⟨

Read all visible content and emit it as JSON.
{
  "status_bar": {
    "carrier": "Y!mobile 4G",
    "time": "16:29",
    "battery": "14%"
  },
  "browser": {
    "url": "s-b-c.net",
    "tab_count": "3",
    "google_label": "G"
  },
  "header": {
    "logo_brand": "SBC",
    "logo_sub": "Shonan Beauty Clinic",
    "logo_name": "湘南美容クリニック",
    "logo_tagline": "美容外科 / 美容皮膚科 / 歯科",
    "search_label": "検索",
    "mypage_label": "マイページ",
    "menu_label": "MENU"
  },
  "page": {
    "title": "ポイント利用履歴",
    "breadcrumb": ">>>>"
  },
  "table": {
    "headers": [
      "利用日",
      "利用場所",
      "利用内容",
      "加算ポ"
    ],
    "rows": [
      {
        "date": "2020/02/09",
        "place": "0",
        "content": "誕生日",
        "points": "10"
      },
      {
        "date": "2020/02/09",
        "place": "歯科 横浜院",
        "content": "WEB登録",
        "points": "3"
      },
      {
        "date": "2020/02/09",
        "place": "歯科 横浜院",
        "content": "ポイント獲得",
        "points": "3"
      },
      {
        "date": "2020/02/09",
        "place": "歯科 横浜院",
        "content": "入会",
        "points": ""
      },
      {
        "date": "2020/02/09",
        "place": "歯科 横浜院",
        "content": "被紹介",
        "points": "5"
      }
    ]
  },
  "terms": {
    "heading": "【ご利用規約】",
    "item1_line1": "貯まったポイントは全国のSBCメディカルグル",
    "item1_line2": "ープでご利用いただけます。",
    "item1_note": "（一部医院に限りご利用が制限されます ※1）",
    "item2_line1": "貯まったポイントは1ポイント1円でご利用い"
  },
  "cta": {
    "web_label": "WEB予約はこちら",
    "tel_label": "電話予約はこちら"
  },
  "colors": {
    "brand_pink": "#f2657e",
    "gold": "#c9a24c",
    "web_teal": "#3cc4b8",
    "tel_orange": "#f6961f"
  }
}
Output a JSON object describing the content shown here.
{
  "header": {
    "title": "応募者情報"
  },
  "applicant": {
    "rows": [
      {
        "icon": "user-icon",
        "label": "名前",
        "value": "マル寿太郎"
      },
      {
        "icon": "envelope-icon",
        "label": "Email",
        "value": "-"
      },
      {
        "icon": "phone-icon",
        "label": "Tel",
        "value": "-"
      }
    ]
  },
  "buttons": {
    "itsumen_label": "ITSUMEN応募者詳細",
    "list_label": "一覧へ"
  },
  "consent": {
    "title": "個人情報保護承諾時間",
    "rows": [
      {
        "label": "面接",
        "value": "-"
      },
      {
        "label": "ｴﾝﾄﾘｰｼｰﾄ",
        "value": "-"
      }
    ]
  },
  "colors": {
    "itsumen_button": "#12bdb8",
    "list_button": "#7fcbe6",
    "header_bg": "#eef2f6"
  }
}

⟩

■ WHAT TO PRODUCE ■
Take the line in which "Output a JSON" occurs and each subsequent line through the end; give these lines again without alteration.

■ ANSWER TO THIS EXERCISE ■
Output a JSON object describing the content shown here.
{
  "header": {
    "title": "応募者情報"
  },
  "applicant": {
    "rows": [
      {
        "icon": "user-icon",
        "label": "名前",
        "value": "マル寿太郎"
      },
      {
        "icon": "envelope-icon",
        "label": "Email",
        "value": "-"
      },
      {
        "icon": "phone-icon",
        "label": "Tel",
        "value": "-"
      }
    ]
  },
  "buttons": {
    "itsumen_label": "ITSUMEN応募者詳細",
    "list_label": "一覧へ"
  },
  "consent": {
    "title": "個人情報保護承諾時間",
    "rows": [
      {
        "label": "面接",
        "value": "-"
      },
      {
        "label": "ｴﾝﾄﾘｰｼｰﾄ",
        "value": "-"
      }
    ]
  },
  "colors": {
    "itsumen_button": "#12bdb8",
    "list_button": "#7fcbe6",
    "header_bg": "#eef2f6"
  }
}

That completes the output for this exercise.